— BEGIN EXTRACTED DATA —

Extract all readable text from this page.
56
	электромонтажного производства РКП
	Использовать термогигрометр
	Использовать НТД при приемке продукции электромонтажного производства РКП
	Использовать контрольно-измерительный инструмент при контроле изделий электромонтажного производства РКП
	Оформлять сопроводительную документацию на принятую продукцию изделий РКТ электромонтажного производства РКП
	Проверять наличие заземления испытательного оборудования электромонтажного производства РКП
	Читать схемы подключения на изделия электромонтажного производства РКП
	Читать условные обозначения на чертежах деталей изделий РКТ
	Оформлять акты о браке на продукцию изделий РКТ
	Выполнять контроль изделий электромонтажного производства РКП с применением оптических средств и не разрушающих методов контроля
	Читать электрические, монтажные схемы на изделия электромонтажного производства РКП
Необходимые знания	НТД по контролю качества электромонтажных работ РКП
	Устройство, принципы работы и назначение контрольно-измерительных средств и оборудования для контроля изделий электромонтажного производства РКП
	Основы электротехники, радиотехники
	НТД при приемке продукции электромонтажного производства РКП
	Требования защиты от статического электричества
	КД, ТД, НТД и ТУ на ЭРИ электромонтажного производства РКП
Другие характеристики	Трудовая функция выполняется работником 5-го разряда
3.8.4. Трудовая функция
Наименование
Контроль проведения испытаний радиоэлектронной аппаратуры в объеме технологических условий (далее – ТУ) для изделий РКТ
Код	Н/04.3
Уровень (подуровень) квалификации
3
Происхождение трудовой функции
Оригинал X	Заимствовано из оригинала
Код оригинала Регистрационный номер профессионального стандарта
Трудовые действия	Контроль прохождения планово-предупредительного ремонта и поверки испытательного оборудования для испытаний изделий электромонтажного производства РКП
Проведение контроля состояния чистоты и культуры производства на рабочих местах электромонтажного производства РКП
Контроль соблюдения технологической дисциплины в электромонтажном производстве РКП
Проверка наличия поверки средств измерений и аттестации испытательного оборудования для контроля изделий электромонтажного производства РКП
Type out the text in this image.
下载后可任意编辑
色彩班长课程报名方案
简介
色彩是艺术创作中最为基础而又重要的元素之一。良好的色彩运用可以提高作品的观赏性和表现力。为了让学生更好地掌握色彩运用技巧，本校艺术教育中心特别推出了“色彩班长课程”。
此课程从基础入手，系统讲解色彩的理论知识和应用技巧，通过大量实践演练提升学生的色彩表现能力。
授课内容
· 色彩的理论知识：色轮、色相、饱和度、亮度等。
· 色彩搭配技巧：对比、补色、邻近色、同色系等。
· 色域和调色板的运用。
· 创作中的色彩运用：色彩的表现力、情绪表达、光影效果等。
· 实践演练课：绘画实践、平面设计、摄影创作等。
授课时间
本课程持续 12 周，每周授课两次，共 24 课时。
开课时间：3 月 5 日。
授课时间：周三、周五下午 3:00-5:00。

— END EXTRACTED DATA —

_INSTRUCTIONS TO FOLLOW_
Repeat exactly the lines from the line containing "Type out the text in this image." through the end of the listing above; both boundary lines are part of the output.

_CORRECT RESULT_
Type out the text in this image.
下载后可任意编辑
色彩班长课程报名方案
简介
色彩是艺术创作中最为基础而又重要的元素之一。良好的色彩运用可以提高作品的观赏性和表现力。为了让学生更好地掌握色彩运用技巧，本校艺术教育中心特别推出了“色彩班长课程”。
此课程从基础入手，系统讲解色彩的理论知识和应用技巧，通过大量实践演练提升学生的色彩表现能力。
授课内容
· 色彩的理论知识：色轮、色相、饱和度、亮度等。
· 色彩搭配技巧：对比、补色、邻近色、同色系等。
· 色域和调色板的运用。
· 创作中的色彩运用：色彩的表现力、情绪表达、光影效果等。
· 实践演练课：绘画实践、平面设计、摄影创作等。
授课时间
本课程持续 12 周，每周授课两次，共 24 课时。
开课时间：3 月 5 日。
授课时间：周三、周五下午 3:00-5:00。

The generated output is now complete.